◆ YOUR GOAL ◆
Change "bbox" to "bounding box" everywhere in the lines below, keeping everything else the same, and leave out the pictures.

Boxed element entries
--*--

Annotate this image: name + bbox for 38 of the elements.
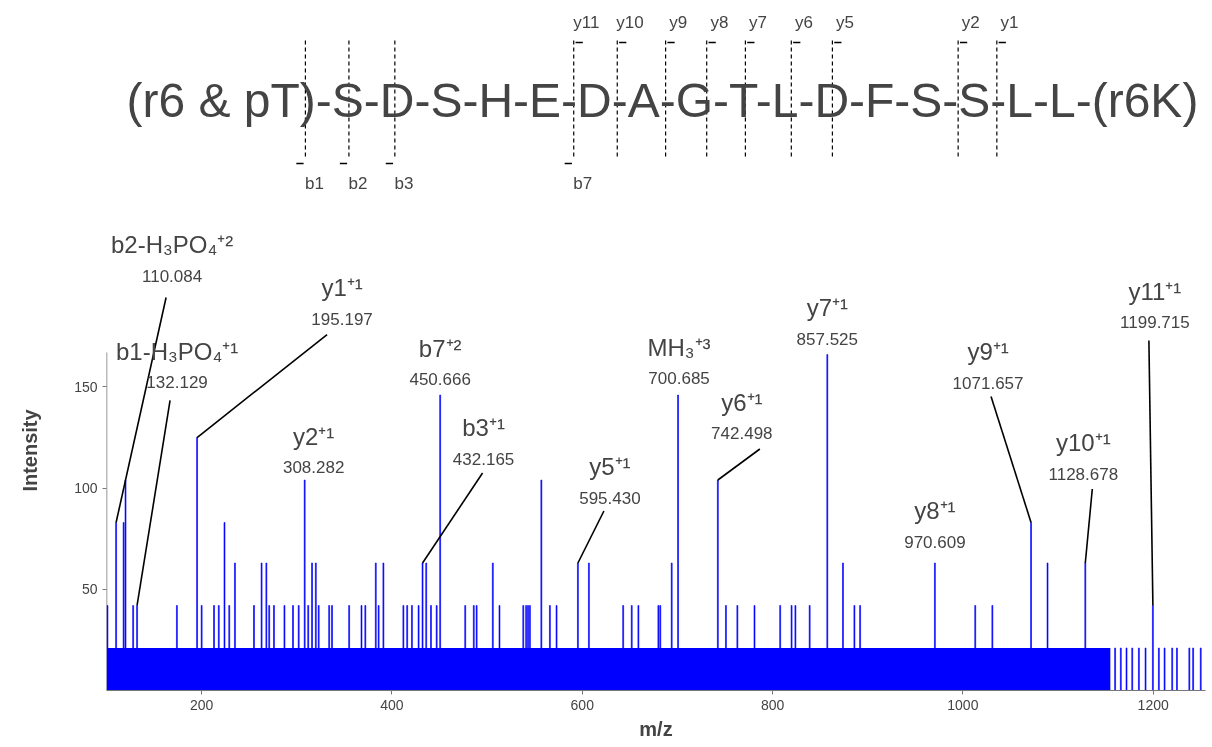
annotation: b2-H₃PO₄⁺² 110.084 xyxy=(110,231,234,286)
text: b1 xyxy=(305,174,324,193)
x-tick-label: 200 xyxy=(189,696,214,713)
x-tick-label: 800 xyxy=(760,696,785,713)
annotation: y5⁺¹ 595.430 xyxy=(579,453,641,508)
x-tick-label: 1200 xyxy=(1137,696,1169,713)
text: y5 xyxy=(836,13,855,32)
text: y1 xyxy=(1000,13,1019,32)
text: b2 xyxy=(348,174,368,193)
text: y2 xyxy=(961,13,980,32)
x-axis-title: m/z xyxy=(639,717,673,740)
annotation: b7⁺² 450.666 xyxy=(409,334,471,389)
annotation: MH₃⁺³ 700.685 xyxy=(647,333,711,388)
x-tick-label: 1000 xyxy=(947,696,979,713)
x-tick-label: 600 xyxy=(570,696,595,713)
y-tick-label: 150 xyxy=(74,378,98,395)
text: y10 xyxy=(616,13,644,32)
annotation: y10⁺¹ 1128.678 xyxy=(1048,429,1119,484)
annotation: y6⁺¹ 742.498 xyxy=(711,388,773,444)
text: y11 xyxy=(573,13,600,32)
text: y6 xyxy=(795,13,813,32)
annotation: y1⁺¹ 195.197 xyxy=(311,274,373,329)
text: b7 xyxy=(573,174,593,193)
y-axis-title: Intensity xyxy=(19,408,42,492)
text: y7 xyxy=(749,13,768,32)
annotation: y9⁺¹ 1071.657 xyxy=(952,338,1024,393)
text: (r6 & pT)-S-D-S-H-E-D-A-G-T-L-D-F-S-S-L-L-(r6K) xyxy=(126,74,1199,127)
text: b3 xyxy=(394,174,414,193)
annotation: y11⁺¹ 1199.715 xyxy=(1120,277,1190,333)
annotation: y2⁺¹ 308.282 xyxy=(282,422,345,478)
y-tick-label: 50 xyxy=(81,581,98,598)
y-tick-label: 100 xyxy=(74,480,98,497)
text: y8 xyxy=(710,13,729,32)
annotation: y7⁺¹ 857.525 xyxy=(796,294,859,349)
annotation: b3⁺¹ 432.165 xyxy=(452,414,515,469)
x-tick-label: 400 xyxy=(380,696,404,713)
annotation: y8⁺¹ 970.609 xyxy=(904,497,966,552)
text: y9 xyxy=(669,13,688,32)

--*--

◆ SOLUTION TO THIS TASK ◆
Annotate this image: name + bounding box for 38 of the elements.
annotation: b2-H₃PO₄⁺² 110.084 xyxy=(110,231,234,286)
text: b1 xyxy=(305,174,324,193)
x-tick-label: 200 xyxy=(189,696,214,713)
x-tick-label: 800 xyxy=(760,696,785,713)
annotation: y5⁺¹ 595.430 xyxy=(579,453,641,508)
x-tick-label: 1200 xyxy=(1137,696,1169,713)
text: y5 xyxy=(836,13,855,32)
text: y1 xyxy=(1000,13,1019,32)
text: b2 xyxy=(348,174,368,193)
text: y2 xyxy=(961,13,980,32)
x-axis-title: m/z xyxy=(639,717,673,740)
annotation: b7⁺² 450.666 xyxy=(409,334,471,389)
annotation: MH₃⁺³ 700.685 xyxy=(647,333,711,388)
x-tick-label: 1000 xyxy=(947,696,979,713)
x-tick-label: 600 xyxy=(570,696,595,713)
y-tick-label: 150 xyxy=(74,378,98,395)
text: y10 xyxy=(616,13,644,32)
annotation: y10⁺¹ 1128.678 xyxy=(1048,429,1119,484)
annotation: y6⁺¹ 742.498 xyxy=(711,388,773,444)
text: y11 xyxy=(573,13,600,32)
text: y6 xyxy=(795,13,813,32)
annotation: y1⁺¹ 195.197 xyxy=(311,274,373,329)
text: b7 xyxy=(573,174,593,193)
y-axis-title: Intensity xyxy=(19,408,42,492)
text: y7 xyxy=(749,13,768,32)
annotation: y9⁺¹ 1071.657 xyxy=(952,338,1024,393)
text: (r6 & pT)-S-D-S-H-E-D-A-G-T-L-D-F-S-S-L-L-(r6K) xyxy=(126,74,1199,127)
text: b3 xyxy=(394,174,414,193)
annotation: y11⁺¹ 1199.715 xyxy=(1120,277,1190,333)
annotation: y2⁺¹ 308.282 xyxy=(282,422,345,478)
y-tick-label: 50 xyxy=(81,581,98,598)
y-tick-label: 100 xyxy=(74,480,98,497)
text: y8 xyxy=(710,13,729,32)
annotation: y7⁺¹ 857.525 xyxy=(796,294,859,349)
annotation: b3⁺¹ 432.165 xyxy=(452,414,515,469)
x-tick-label: 400 xyxy=(380,696,404,713)
annotation: y8⁺¹ 970.609 xyxy=(904,497,966,552)
text: y9 xyxy=(669,13,688,32)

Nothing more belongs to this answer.